> [Given instruction] The entries below should be transcribed in their entirety, exactly as written.

===== Records to use =====

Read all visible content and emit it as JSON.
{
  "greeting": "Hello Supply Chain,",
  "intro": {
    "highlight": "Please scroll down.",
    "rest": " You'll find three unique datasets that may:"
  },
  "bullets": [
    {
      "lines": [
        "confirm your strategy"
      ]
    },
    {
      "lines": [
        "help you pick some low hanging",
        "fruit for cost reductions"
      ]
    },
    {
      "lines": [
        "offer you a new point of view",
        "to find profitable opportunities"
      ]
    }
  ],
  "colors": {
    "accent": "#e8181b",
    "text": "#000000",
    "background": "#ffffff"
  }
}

=====

> [Response to this task]
Read all visible content and emit it as JSON.
{
  "greeting": "Hello Supply Chain,",
  "intro": {
    "highlight": "Please scroll down.",
    "rest": " You'll find three unique datasets that may:"
  },
  "bullets": [
    {
      "lines": [
        "confirm your strategy"
      ]
    },
    {
      "lines": [
        "help you pick some low hanging",
        "fruit for cost reductions"
      ]
    },
    {
      "lines": [
        "offer you a new point of view",
        "to find profitable opportunities"
      ]
    }
  ],
  "colors": {
    "accent": "#e8181b",
    "text": "#000000",
    "background": "#ffffff"
  }
}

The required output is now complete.